== What to do ==
Can you repeat, word for word, the lines below from the first one through the line containing "text: Компоненти мулистого", with both of those lines included?

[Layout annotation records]
++++++

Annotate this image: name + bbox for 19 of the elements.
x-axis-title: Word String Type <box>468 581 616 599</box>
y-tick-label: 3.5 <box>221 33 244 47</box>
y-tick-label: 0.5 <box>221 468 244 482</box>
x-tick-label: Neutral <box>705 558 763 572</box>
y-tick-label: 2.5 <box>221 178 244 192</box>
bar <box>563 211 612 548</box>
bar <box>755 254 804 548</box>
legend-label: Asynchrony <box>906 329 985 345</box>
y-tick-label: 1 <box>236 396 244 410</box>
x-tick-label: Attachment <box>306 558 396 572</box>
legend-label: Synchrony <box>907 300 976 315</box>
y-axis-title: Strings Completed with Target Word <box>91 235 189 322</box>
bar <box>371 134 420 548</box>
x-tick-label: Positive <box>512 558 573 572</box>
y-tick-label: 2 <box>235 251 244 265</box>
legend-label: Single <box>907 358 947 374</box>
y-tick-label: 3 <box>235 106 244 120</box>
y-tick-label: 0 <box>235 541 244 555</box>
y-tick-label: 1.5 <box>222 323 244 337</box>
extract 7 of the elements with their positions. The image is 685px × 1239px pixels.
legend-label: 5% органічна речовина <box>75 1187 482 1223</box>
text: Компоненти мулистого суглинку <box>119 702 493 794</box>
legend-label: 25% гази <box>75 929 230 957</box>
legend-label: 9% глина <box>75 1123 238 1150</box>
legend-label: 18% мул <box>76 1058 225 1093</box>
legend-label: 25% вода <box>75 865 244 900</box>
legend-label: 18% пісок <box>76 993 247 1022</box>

++++++

== Task response ==
Annotate this image: name + bbox for 19 of the elements.
x-axis-title: Word String Type <box>468 581 616 599</box>
y-tick-label: 3.5 <box>221 33 244 47</box>
y-tick-label: 0.5 <box>221 468 244 482</box>
x-tick-label: Neutral <box>705 558 763 572</box>
y-tick-label: 2.5 <box>221 178 244 192</box>
bar <box>563 211 612 548</box>
bar <box>755 254 804 548</box>
legend-label: Asynchrony <box>906 329 985 345</box>
y-tick-label: 1 <box>236 396 244 410</box>
x-tick-label: Attachment <box>306 558 396 572</box>
legend-label: Synchrony <box>907 300 976 315</box>
y-axis-title: Strings Completed with Target Word <box>91 235 189 322</box>
bar <box>371 134 420 548</box>
x-tick-label: Positive <box>512 558 573 572</box>
y-tick-label: 2 <box>235 251 244 265</box>
legend-label: Single <box>907 358 947 374</box>
y-tick-label: 3 <box>235 106 244 120</box>
y-tick-label: 0 <box>235 541 244 555</box>
y-tick-label: 1.5 <box>222 323 244 337</box>
extract 7 of the elements with their positions. The image is 685px × 1239px pixels.
legend-label: 5% органічна речовина <box>75 1187 482 1223</box>
text: Компоненти мулистого суглинку <box>119 702 493 794</box>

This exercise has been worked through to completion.